* Start Exercise data *

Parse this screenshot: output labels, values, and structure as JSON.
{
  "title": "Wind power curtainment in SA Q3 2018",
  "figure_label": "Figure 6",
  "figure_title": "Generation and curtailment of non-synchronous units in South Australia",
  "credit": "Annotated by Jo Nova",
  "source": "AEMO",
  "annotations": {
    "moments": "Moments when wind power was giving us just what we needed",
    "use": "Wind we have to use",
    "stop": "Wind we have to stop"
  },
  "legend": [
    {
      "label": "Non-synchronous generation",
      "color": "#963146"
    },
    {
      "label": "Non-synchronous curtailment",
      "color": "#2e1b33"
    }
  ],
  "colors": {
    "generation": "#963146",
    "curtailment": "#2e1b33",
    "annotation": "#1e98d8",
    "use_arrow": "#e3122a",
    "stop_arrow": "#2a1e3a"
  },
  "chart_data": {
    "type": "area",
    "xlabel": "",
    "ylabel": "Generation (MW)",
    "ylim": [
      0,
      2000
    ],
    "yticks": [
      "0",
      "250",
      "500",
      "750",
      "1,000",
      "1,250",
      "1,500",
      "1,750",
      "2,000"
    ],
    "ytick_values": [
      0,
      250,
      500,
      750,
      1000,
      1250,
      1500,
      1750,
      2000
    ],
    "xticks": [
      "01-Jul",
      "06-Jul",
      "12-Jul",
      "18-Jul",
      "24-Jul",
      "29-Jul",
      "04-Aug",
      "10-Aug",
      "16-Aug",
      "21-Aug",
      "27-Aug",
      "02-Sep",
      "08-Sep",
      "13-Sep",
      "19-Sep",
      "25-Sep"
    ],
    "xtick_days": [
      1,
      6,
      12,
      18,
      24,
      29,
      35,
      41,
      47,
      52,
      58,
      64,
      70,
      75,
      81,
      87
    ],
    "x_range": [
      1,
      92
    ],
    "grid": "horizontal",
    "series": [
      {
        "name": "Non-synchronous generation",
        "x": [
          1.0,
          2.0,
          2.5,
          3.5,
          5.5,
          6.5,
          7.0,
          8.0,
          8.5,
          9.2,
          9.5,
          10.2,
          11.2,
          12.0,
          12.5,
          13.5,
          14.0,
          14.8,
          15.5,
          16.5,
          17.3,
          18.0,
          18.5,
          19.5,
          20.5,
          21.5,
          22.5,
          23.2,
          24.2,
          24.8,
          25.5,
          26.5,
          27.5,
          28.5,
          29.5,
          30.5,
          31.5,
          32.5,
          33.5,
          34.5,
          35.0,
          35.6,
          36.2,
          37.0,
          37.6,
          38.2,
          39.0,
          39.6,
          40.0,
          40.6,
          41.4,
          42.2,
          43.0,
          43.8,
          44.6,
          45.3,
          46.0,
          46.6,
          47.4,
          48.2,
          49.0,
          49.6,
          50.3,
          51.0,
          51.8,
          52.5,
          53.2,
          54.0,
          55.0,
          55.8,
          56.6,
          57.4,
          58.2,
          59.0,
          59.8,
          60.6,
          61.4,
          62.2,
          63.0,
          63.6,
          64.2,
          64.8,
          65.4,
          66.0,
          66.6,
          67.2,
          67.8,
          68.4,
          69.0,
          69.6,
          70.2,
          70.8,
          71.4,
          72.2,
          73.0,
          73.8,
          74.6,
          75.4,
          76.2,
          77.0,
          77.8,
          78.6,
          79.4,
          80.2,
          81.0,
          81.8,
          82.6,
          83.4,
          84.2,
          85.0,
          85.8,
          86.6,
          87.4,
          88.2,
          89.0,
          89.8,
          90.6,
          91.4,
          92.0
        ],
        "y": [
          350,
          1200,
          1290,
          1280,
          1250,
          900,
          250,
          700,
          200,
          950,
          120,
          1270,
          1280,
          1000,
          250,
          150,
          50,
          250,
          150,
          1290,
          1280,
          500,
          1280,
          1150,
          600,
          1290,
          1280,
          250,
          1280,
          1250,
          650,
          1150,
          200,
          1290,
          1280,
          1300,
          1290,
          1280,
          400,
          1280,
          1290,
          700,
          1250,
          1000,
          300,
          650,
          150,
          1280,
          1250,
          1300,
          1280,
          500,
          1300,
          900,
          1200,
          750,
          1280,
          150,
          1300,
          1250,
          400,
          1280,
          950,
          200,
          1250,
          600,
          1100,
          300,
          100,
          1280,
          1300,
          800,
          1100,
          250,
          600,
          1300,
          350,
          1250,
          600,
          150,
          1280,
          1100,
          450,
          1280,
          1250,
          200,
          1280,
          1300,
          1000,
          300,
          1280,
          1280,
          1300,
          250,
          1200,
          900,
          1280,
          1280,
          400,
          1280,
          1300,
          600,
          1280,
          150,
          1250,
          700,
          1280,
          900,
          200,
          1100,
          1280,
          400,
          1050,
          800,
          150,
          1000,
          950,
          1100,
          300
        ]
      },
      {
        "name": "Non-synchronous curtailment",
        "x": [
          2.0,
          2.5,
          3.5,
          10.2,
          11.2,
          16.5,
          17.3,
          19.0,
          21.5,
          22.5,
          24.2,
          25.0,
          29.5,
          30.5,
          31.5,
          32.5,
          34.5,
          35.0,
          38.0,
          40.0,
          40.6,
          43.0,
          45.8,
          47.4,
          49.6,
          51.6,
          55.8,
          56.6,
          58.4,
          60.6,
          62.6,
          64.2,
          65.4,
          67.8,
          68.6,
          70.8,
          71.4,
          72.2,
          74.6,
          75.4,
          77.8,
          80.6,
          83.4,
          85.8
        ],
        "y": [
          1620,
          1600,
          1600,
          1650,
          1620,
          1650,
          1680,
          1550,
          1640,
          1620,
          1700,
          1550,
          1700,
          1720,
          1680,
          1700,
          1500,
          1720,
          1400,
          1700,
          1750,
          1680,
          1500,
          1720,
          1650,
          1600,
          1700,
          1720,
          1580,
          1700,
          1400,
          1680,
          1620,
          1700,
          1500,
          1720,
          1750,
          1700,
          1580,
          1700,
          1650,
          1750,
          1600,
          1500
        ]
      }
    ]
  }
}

* End Exercise data *

Collect, from the material above, every line containing the word "synchronous".

* Result below *
  "figure_title": "Generation and curtailment of non-synchronous units in South Australia",
      "label": "Non-synchronous generation",
      "label": "Non-synchronous curtailment",
        "name": "Non-synchronous generation",
        "name": "Non-synchronous curtailment",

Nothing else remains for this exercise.